**Exercise:** Select the lines that hold the word "annotation" and copy each one.

═════ Rows

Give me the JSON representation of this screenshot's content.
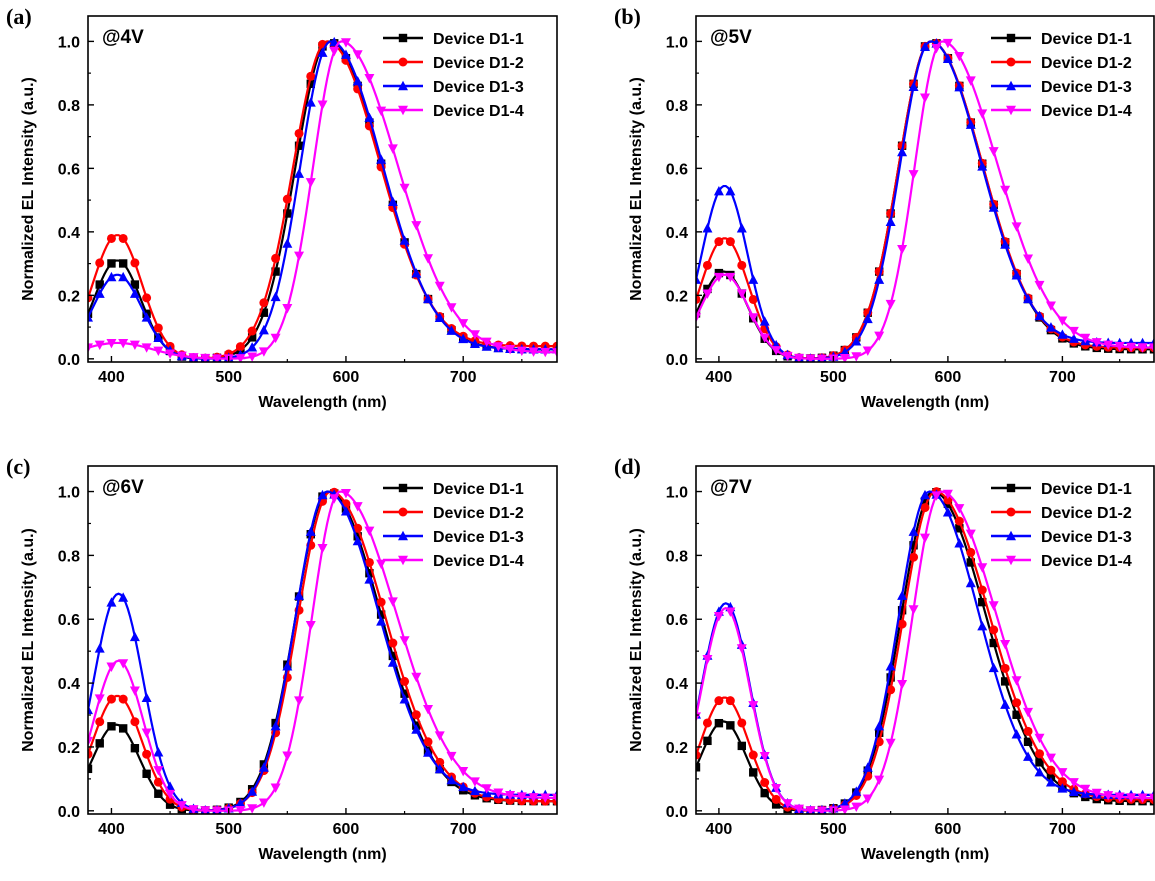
{
  "chart_data": [
    {
      "type": "line",
      "panel": "(a)",
      "annotation": "@4V",
      "xlabel": "Wavelength (nm)",
      "ylabel": "Normalized EL Intensity (a.u.)",
      "xlim": [
        380,
        780
      ],
      "ylim": [
        -0.01,
        1.08
      ],
      "xticks": [
        400,
        500,
        600,
        700
      ],
      "yticks": [
        0.0,
        0.2,
        0.4,
        0.6,
        0.8,
        1.0
      ],
      "legend_position": "top-right",
      "series": [
        {
          "name": "Device D1-1",
          "color": "#000000",
          "marker": "square",
          "blue": {
            "amp": 0.31,
            "center": 405,
            "sigma": 20
          },
          "orange": {
            "center": 585,
            "sigma_left": 28,
            "sigma_right": 45,
            "tail": 0.03
          }
        },
        {
          "name": "Device D1-2",
          "color": "#ff0000",
          "marker": "circle",
          "blue": {
            "amp": 0.39,
            "center": 405,
            "sigma": 21
          },
          "orange": {
            "center": 584,
            "sigma_left": 29,
            "sigma_right": 45,
            "tail": 0.04
          }
        },
        {
          "name": "Device D1-3",
          "color": "#0000ff",
          "marker": "triangle-up",
          "blue": {
            "amp": 0.265,
            "center": 405,
            "sigma": 21
          },
          "orange": {
            "center": 587,
            "sigma_left": 26,
            "sigma_right": 44,
            "tail": 0.03
          }
        },
        {
          "name": "Device D1-4",
          "color": "#ff00ff",
          "marker": "triangle-down",
          "blue": {
            "amp": 0.05,
            "center": 405,
            "sigma": 30
          },
          "orange": {
            "center": 596,
            "sigma_left": 24,
            "sigma_right": 48,
            "tail": 0.02
          }
        }
      ]
    },
    {
      "type": "line",
      "panel": "(b)",
      "annotation": "@5V",
      "xlabel": "Wavelength (nm)",
      "ylabel": "Normalized EL Intensity (a.u.)",
      "xlim": [
        380,
        780
      ],
      "ylim": [
        -0.01,
        1.08
      ],
      "xticks": [
        400,
        500,
        600,
        700
      ],
      "yticks": [
        0.0,
        0.2,
        0.4,
        0.6,
        0.8,
        1.0
      ],
      "legend_position": "top-right",
      "series": [
        {
          "name": "Device D1-1",
          "color": "#000000",
          "marker": "square",
          "blue": {
            "amp": 0.275,
            "center": 404,
            "sigma": 21
          },
          "orange": {
            "center": 585,
            "sigma_left": 28,
            "sigma_right": 45,
            "tail": 0.03
          }
        },
        {
          "name": "Device D1-2",
          "color": "#ff0000",
          "marker": "circle",
          "blue": {
            "amp": 0.38,
            "center": 405,
            "sigma": 21
          },
          "orange": {
            "center": 585,
            "sigma_left": 28,
            "sigma_right": 45,
            "tail": 0.035
          }
        },
        {
          "name": "Device D1-3",
          "color": "#0000ff",
          "marker": "triangle-up",
          "blue": {
            "amp": 0.545,
            "center": 405,
            "sigma": 20
          },
          "orange": {
            "center": 585,
            "sigma_left": 27,
            "sigma_right": 44,
            "tail": 0.05
          }
        },
        {
          "name": "Device D1-4",
          "color": "#ff00ff",
          "marker": "triangle-down",
          "blue": {
            "amp": 0.265,
            "center": 405,
            "sigma": 21
          },
          "orange": {
            "center": 595,
            "sigma_left": 24,
            "sigma_right": 48,
            "tail": 0.035
          }
        }
      ]
    },
    {
      "type": "line",
      "panel": "(c)",
      "annotation": "@6V",
      "xlabel": "Wavelength (nm)",
      "ylabel": "Normalized EL Intensity (a.u.)",
      "xlim": [
        380,
        780
      ],
      "ylim": [
        -0.01,
        1.08
      ],
      "xticks": [
        400,
        500,
        600,
        700
      ],
      "yticks": [
        0.0,
        0.2,
        0.4,
        0.6,
        0.8,
        1.0
      ],
      "legend_position": "top-right",
      "series": [
        {
          "name": "Device D1-1",
          "color": "#000000",
          "marker": "square",
          "blue": {
            "amp": 0.27,
            "center": 404,
            "sigma": 20
          },
          "orange": {
            "center": 585,
            "sigma_left": 28,
            "sigma_right": 45,
            "tail": 0.03
          }
        },
        {
          "name": "Device D1-2",
          "color": "#ff0000",
          "marker": "circle",
          "blue": {
            "amp": 0.36,
            "center": 405,
            "sigma": 21
          },
          "orange": {
            "center": 587,
            "sigma_left": 28,
            "sigma_right": 46,
            "tail": 0.03
          }
        },
        {
          "name": "Device D1-3",
          "color": "#0000ff",
          "marker": "triangle-up",
          "blue": {
            "amp": 0.68,
            "center": 406,
            "sigma": 21
          },
          "orange": {
            "center": 584,
            "sigma_left": 27,
            "sigma_right": 44,
            "tail": 0.05
          }
        },
        {
          "name": "Device D1-4",
          "color": "#ff00ff",
          "marker": "triangle-down",
          "blue": {
            "amp": 0.47,
            "center": 406,
            "sigma": 21
          },
          "orange": {
            "center": 595,
            "sigma_left": 24,
            "sigma_right": 48,
            "tail": 0.04
          }
        }
      ]
    },
    {
      "type": "line",
      "panel": "(d)",
      "annotation": "@7V",
      "xlabel": "Wavelength (nm)",
      "ylabel": "Normalized EL Intensity (a.u.)",
      "xlim": [
        380,
        780
      ],
      "ylim": [
        -0.01,
        1.08
      ],
      "xticks": [
        400,
        500,
        600,
        700
      ],
      "yticks": [
        0.0,
        0.2,
        0.4,
        0.6,
        0.8,
        1.0
      ],
      "legend_position": "top-right",
      "series": [
        {
          "name": "Device D1-1",
          "color": "#000000",
          "marker": "square",
          "blue": {
            "amp": 0.28,
            "center": 404,
            "sigma": 20
          },
          "orange": {
            "center": 587,
            "sigma_left": 28,
            "sigma_right": 46,
            "tail": 0.03
          }
        },
        {
          "name": "Device D1-2",
          "color": "#ff0000",
          "marker": "circle",
          "blue": {
            "amp": 0.355,
            "center": 405,
            "sigma": 21
          },
          "orange": {
            "center": 589,
            "sigma_left": 28,
            "sigma_right": 47,
            "tail": 0.035
          }
        },
        {
          "name": "Device D1-3",
          "color": "#0000ff",
          "marker": "triangle-up",
          "blue": {
            "amp": 0.65,
            "center": 406,
            "sigma": 21
          },
          "orange": {
            "center": 584,
            "sigma_left": 27,
            "sigma_right": 43,
            "tail": 0.05
          }
        },
        {
          "name": "Device D1-4",
          "color": "#ff00ff",
          "marker": "triangle-down",
          "blue": {
            "amp": 0.635,
            "center": 406,
            "sigma": 21
          },
          "orange": {
            "center": 594,
            "sigma_left": 25,
            "sigma_right": 48,
            "tail": 0.04
          }
        }
      ]
    }
  ]
}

══════════

**Response to the task:**
      "annotation": "@4V",
      "annotation": "@5V",
      "annotation": "@6V",
      "annotation": "@7V",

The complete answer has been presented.